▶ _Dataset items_
==============================
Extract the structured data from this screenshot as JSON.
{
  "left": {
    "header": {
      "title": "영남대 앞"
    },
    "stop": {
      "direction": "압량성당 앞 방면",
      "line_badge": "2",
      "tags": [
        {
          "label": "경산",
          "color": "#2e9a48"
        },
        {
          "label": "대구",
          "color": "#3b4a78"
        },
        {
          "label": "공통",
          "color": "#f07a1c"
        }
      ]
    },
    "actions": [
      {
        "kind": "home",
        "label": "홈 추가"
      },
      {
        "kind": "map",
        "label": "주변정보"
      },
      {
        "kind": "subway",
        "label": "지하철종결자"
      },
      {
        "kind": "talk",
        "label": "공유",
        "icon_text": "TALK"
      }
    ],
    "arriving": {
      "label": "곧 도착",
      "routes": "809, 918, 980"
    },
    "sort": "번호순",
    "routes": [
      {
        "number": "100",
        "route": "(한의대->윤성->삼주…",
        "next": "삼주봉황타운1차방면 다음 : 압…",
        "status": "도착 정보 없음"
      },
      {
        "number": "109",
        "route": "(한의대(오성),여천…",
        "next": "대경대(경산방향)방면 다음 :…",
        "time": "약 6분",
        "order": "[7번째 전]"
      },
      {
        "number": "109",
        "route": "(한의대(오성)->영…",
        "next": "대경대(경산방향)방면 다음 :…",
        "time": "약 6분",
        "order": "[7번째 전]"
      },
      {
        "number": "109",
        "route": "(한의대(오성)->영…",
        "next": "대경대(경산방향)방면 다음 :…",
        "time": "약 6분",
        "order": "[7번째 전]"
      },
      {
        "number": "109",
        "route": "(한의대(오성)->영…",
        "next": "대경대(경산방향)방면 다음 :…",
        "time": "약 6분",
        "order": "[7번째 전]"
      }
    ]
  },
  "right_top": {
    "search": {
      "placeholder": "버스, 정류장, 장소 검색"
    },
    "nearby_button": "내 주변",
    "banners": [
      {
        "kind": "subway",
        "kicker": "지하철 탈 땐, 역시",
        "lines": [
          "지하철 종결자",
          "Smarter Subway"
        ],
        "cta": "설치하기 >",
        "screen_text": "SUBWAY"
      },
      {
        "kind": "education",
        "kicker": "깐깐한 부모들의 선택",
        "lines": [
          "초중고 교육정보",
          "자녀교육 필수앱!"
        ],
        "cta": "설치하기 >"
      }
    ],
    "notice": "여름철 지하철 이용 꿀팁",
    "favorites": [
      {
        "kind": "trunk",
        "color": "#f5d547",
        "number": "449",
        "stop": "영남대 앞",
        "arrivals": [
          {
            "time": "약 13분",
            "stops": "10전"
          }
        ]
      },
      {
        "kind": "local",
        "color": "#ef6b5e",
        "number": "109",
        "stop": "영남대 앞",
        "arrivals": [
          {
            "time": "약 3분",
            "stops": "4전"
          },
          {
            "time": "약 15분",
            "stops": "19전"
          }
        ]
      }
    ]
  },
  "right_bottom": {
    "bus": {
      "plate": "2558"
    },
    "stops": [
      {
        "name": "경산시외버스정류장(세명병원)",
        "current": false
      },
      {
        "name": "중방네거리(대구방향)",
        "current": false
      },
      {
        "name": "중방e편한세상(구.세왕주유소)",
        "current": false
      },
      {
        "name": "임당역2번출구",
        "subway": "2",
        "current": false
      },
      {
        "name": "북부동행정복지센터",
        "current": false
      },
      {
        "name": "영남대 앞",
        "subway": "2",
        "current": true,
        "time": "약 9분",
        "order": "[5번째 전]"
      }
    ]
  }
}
==============================
▶ _STATED GOAL_
Give all of the entries again, word for word.

▶ _SOLVED PROBLEM_
Extract the structured data from this screenshot as JSON.
{
  "left": {
    "header": {
      "title": "영남대 앞"
    },
    "stop": {
      "direction": "압량성당 앞 방면",
      "line_badge": "2",
      "tags": [
        {
          "label": "경산",
          "color": "#2e9a48"
        },
        {
          "label": "대구",
          "color": "#3b4a78"
        },
        {
          "label": "공통",
          "color": "#f07a1c"
        }
      ]
    },
    "actions": [
      {
        "kind": "home",
        "label": "홈 추가"
      },
      {
        "kind": "map",
        "label": "주변정보"
      },
      {
        "kind": "subway",
        "label": "지하철종결자"
      },
      {
        "kind": "talk",
        "label": "공유",
        "icon_text": "TALK"
      }
    ],
    "arriving": {
      "label": "곧 도착",
      "routes": "809, 918, 980"
    },
    "sort": "번호순",
    "routes": [
      {
        "number": "100",
        "route": "(한의대->윤성->삼주…",
        "next": "삼주봉황타운1차방면 다음 : 압…",
        "status": "도착 정보 없음"
      },
      {
        "number": "109",
        "route": "(한의대(오성),여천…",
        "next": "대경대(경산방향)방면 다음 :…",
        "time": "약 6분",
        "order": "[7번째 전]"
      },
      {
        "number": "109",
        "route": "(한의대(오성)->영…",
        "next": "대경대(경산방향)방면 다음 :…",
        "time": "약 6분",
        "order": "[7번째 전]"
      },
      {
        "number": "109",
        "route": "(한의대(오성)->영…",
        "next": "대경대(경산방향)방면 다음 :…",
        "time": "약 6분",
        "order": "[7번째 전]"
      },
      {
        "number": "109",
        "route": "(한의대(오성)->영…",
        "next": "대경대(경산방향)방면 다음 :…",
        "time": "약 6분",
        "order": "[7번째 전]"
      }
    ]
  },
  "right_top": {
    "search": {
      "placeholder": "버스, 정류장, 장소 검색"
    },
    "nearby_button": "내 주변",
    "banners": [
      {
        "kind": "subway",
        "kicker": "지하철 탈 땐, 역시",
        "lines": [
          "지하철 종결자",
          "Smarter Subway"
        ],
        "cta": "설치하기 >",
        "screen_text": "SUBWAY"
      },
      {
        "kind": "education",
        "kicker": "깐깐한 부모들의 선택",
        "lines": [
          "초중고 교육정보",
          "자녀교육 필수앱!"
        ],
        "cta": "설치하기 >"
      }
    ],
    "notice": "여름철 지하철 이용 꿀팁",
    "favorites": [
      {
        "kind": "trunk",
        "color": "#f5d547",
        "number": "449",
        "stop": "영남대 앞",
        "arrivals": [
          {
            "time": "약 13분",
            "stops": "10전"
          }
        ]
      },
      {
        "kind": "local",
        "color": "#ef6b5e",
        "number": "109",
        "stop": "영남대 앞",
        "arrivals": [
          {
            "time": "약 3분",
            "stops": "4전"
          },
          {
            "time": "약 15분",
            "stops": "19전"
          }
        ]
      }
    ]
  },
  "right_bottom": {
    "bus": {
      "plate": "2558"
    },
    "stops": [
      {
        "name": "경산시외버스정류장(세명병원)",
        "current": false
      },
      {
        "name": "중방네거리(대구방향)",
        "current": false
      },
      {
        "name": "중방e편한세상(구.세왕주유소)",
        "current": false
      },
      {
        "name": "임당역2번출구",
        "subway": "2",
        "current": false
      },
      {
        "name": "북부동행정복지센터",
        "current": false
      },
      {
        "name": "영남대 앞",
        "subway": "2",
        "current": true,
        "time": "약 9분",
        "order": "[5번째 전]"
      }
    ]
  }
}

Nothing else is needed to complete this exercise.